**Records to use:**
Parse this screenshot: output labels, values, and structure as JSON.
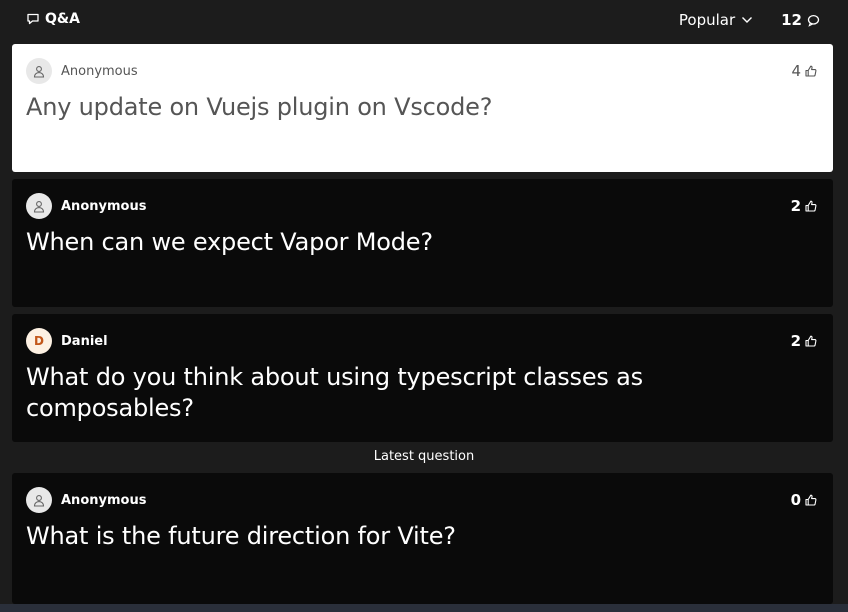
{
  "header": {
    "title": "Q&A",
    "sort_label": "Popular",
    "question_count": "12"
  },
  "questions": [
    {
      "author": "Anonymous",
      "avatar_type": "user-icon",
      "text": "Any update on Vuejs plugin on Vscode?",
      "votes": "4",
      "highlighted": true
    },
    {
      "author": "Anonymous",
      "avatar_type": "user-icon",
      "text": "When can we expect Vapor Mode?",
      "votes": "2",
      "highlighted": false
    },
    {
      "author": "Daniel",
      "avatar_type": "letter",
      "avatar_letter": "D",
      "text": "What do you think about using typescript classes as composables?",
      "votes": "2",
      "highlighted": false
    }
  ],
  "latest_label": "Latest question",
  "latest": {
    "author": "Anonymous",
    "avatar_type": "user-icon",
    "text": "What is the future direction for Vite?",
    "votes": "0"
  },
  "colors": {
    "background": "#1c1c1c",
    "card": "#0a0a0a",
    "highlight_card": "#ffffff",
    "avatar_letter_bg": "#fdf1e3",
    "avatar_letter_fg": "#c2571a"
  }
}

**Problem to solve:** Copy everything in the records above except the pictures, exactly as written.

**Output for this exercise:**
Parse this screenshot: output labels, values, and structure as JSON.
{
  "header": {
    "title": "Q&A",
    "sort_label": "Popular",
    "question_count": "12"
  },
  "questions": [
    {
      "author": "Anonymous",
      "avatar_type": "user-icon",
      "text": "Any update on Vuejs plugin on Vscode?",
      "votes": "4",
      "highlighted": true
    },
    {
      "author": "Anonymous",
      "avatar_type": "user-icon",
      "text": "When can we expect Vapor Mode?",
      "votes": "2",
      "highlighted": false
    },
    {
      "author": "Daniel",
      "avatar_type": "letter",
      "avatar_letter": "D",
      "text": "What do you think about using typescript classes as composables?",
      "votes": "2",
      "highlighted": false
    }
  ],
  "latest_label": "Latest question",
  "latest": {
    "author": "Anonymous",
    "avatar_type": "user-icon",
    "text": "What is the future direction for Vite?",
    "votes": "0"
  },
  "colors": {
    "background": "#1c1c1c",
    "card": "#0a0a0a",
    "highlight_card": "#ffffff",
    "avatar_letter_bg": "#fdf1e3",
    "avatar_letter_fg": "#c2571a"
  }
}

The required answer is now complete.